GOAL
Give back the full material, exactly as it reads.

___ RECORDS FOR PROCESSING ___

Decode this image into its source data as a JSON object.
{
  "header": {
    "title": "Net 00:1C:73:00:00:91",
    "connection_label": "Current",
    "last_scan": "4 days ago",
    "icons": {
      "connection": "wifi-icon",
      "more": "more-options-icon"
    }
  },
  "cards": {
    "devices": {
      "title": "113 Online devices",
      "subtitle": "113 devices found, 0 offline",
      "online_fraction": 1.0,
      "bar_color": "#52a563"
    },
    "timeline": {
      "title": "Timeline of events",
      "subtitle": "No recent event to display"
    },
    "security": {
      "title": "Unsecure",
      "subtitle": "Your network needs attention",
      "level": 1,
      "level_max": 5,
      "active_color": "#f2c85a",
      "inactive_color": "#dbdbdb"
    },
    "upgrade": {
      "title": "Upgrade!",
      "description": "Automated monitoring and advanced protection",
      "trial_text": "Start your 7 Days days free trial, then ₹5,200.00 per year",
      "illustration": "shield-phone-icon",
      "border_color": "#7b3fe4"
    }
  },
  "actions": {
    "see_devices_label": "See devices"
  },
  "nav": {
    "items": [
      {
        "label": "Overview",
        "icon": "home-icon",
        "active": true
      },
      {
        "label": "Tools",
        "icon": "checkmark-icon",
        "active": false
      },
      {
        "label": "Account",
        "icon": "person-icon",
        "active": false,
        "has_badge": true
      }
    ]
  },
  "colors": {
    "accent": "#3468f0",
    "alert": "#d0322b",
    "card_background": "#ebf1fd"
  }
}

___

CORRECT OUTPUT
Decode this image into its source data as a JSON object.
{
  "header": {
    "title": "Net 00:1C:73:00:00:91",
    "connection_label": "Current",
    "last_scan": "4 days ago",
    "icons": {
      "connection": "wifi-icon",
      "more": "more-options-icon"
    }
  },
  "cards": {
    "devices": {
      "title": "113 Online devices",
      "subtitle": "113 devices found, 0 offline",
      "online_fraction": 1.0,
      "bar_color": "#52a563"
    },
    "timeline": {
      "title": "Timeline of events",
      "subtitle": "No recent event to display"
    },
    "security": {
      "title": "Unsecure",
      "subtitle": "Your network needs attention",
      "level": 1,
      "level_max": 5,
      "active_color": "#f2c85a",
      "inactive_color": "#dbdbdb"
    },
    "upgrade": {
      "title": "Upgrade!",
      "description": "Automated monitoring and advanced protection",
      "trial_text": "Start your 7 Days days free trial, then ₹5,200.00 per year",
      "illustration": "shield-phone-icon",
      "border_color": "#7b3fe4"
    }
  },
  "actions": {
    "see_devices_label": "See devices"
  },
  "nav": {
    "items": [
      {
        "label": "Overview",
        "icon": "home-icon",
        "active": true
      },
      {
        "label": "Tools",
        "icon": "checkmark-icon",
        "active": false
      },
      {
        "label": "Account",
        "icon": "person-icon",
        "active": false,
        "has_badge": true
      }
    ]
  },
  "colors": {
    "accent": "#3468f0",
    "alert": "#d0322b",
    "card_background": "#ebf1fd"
  }
}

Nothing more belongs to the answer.